## What is needed:
Select every line holding the word "其二十四" and copy it.

## Records shown:
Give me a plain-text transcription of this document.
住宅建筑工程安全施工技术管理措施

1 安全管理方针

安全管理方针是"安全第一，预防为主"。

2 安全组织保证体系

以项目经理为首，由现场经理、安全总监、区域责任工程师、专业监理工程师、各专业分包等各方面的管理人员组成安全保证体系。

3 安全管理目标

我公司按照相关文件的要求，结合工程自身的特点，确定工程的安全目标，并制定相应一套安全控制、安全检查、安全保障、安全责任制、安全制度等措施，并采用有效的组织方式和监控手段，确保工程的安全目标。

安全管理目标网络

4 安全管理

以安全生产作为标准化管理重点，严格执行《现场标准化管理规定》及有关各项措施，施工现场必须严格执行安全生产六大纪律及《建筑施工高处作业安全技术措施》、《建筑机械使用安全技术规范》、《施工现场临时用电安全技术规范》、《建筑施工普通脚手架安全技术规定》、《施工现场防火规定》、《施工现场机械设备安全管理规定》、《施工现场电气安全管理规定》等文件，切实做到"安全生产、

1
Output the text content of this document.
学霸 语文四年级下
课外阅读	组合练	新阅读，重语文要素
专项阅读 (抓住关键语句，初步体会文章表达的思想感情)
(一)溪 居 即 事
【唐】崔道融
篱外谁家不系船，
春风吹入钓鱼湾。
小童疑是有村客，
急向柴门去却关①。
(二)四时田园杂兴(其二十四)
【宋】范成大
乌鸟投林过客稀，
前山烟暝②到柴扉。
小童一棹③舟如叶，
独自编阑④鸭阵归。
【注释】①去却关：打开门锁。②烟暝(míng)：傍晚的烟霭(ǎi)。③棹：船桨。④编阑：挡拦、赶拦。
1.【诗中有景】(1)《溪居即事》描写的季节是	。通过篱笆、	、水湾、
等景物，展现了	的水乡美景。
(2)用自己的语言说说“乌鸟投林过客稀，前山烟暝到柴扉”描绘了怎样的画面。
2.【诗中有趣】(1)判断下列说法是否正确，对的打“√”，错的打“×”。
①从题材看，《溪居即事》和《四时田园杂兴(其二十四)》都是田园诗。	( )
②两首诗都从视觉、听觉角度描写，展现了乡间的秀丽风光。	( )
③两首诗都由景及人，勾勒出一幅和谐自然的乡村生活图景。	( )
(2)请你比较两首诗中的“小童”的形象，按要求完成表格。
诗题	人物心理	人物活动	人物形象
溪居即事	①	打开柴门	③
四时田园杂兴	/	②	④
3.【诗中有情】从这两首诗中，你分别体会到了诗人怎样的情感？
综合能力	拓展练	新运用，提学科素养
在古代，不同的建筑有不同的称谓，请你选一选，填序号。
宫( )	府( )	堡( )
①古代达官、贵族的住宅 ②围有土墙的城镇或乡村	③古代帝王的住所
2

## Written solution:
(二)四时田园杂兴(其二十四)
①从题材看，《溪居即事》和《四时田园杂兴(其二十四)》都是田园诗。	( )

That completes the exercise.